EXCERPTED DATA:
## Begin

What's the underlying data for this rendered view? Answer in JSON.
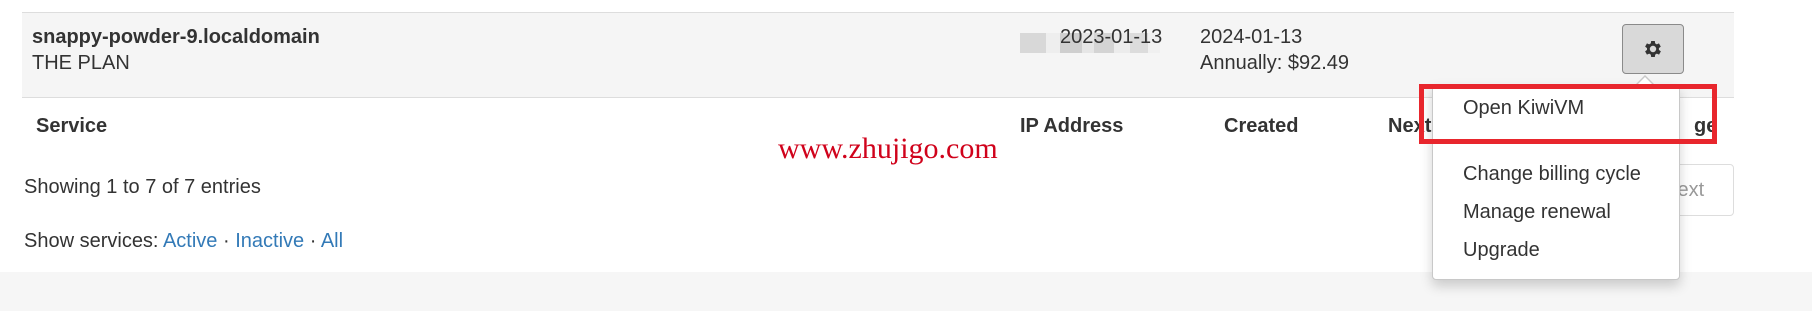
{
  "service_row": {
    "hostname": "snappy-powder-9.localdomain",
    "plan": "THE PLAN",
    "created": "2023-01-13",
    "next_due": "2024-01-13",
    "billing": "Annually: $92.49"
  },
  "table_headers": {
    "service": "Service",
    "ip_address": "IP Address",
    "created": "Created",
    "next_due": "Next",
    "manage_tail": "ge"
  },
  "watermark": "www.zhujigo.com",
  "showing": "Showing 1 to 7 of 7 entries",
  "pager": {
    "next": "Next"
  },
  "filter": {
    "prefix": "Show services: ",
    "active": "Active",
    "inactive": "Inactive",
    "all": "All",
    "separator": " · "
  },
  "dropdown": {
    "items": [
      "Open KiwiVM",
      "Change billing cycle",
      "Manage renewal",
      "Upgrade"
    ]
  },
  "colors": {
    "link": "#337ab7",
    "highlight": "#e8262d",
    "watermark": "#d0021b"
  },
  "icons": {
    "gear": "gear-icon"
  }
}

## End

EXERCISE: Leave the pictures out, and transcribe each of the records exactly.

OUTPUT FOR THIS EXERCISE:
What's the underlying data for this rendered view? Answer in JSON.
{
  "service_row": {
    "hostname": "snappy-powder-9.localdomain",
    "plan": "THE PLAN",
    "created": "2023-01-13",
    "next_due": "2024-01-13",
    "billing": "Annually: $92.49"
  },
  "table_headers": {
    "service": "Service",
    "ip_address": "IP Address",
    "created": "Created",
    "next_due": "Next",
    "manage_tail": "ge"
  },
  "watermark": "www.zhujigo.com",
  "showing": "Showing 1 to 7 of 7 entries",
  "pager": {
    "next": "Next"
  },
  "filter": {
    "prefix": "Show services: ",
    "active": "Active",
    "inactive": "Inactive",
    "all": "All",
    "separator": " · "
  },
  "dropdown": {
    "items": [
      "Open KiwiVM",
      "Change billing cycle",
      "Manage renewal",
      "Upgrade"
    ]
  },
  "colors": {
    "link": "#337ab7",
    "highlight": "#e8262d",
    "watermark": "#d0021b"
  },
  "icons": {
    "gear": "gear-icon"
  }
}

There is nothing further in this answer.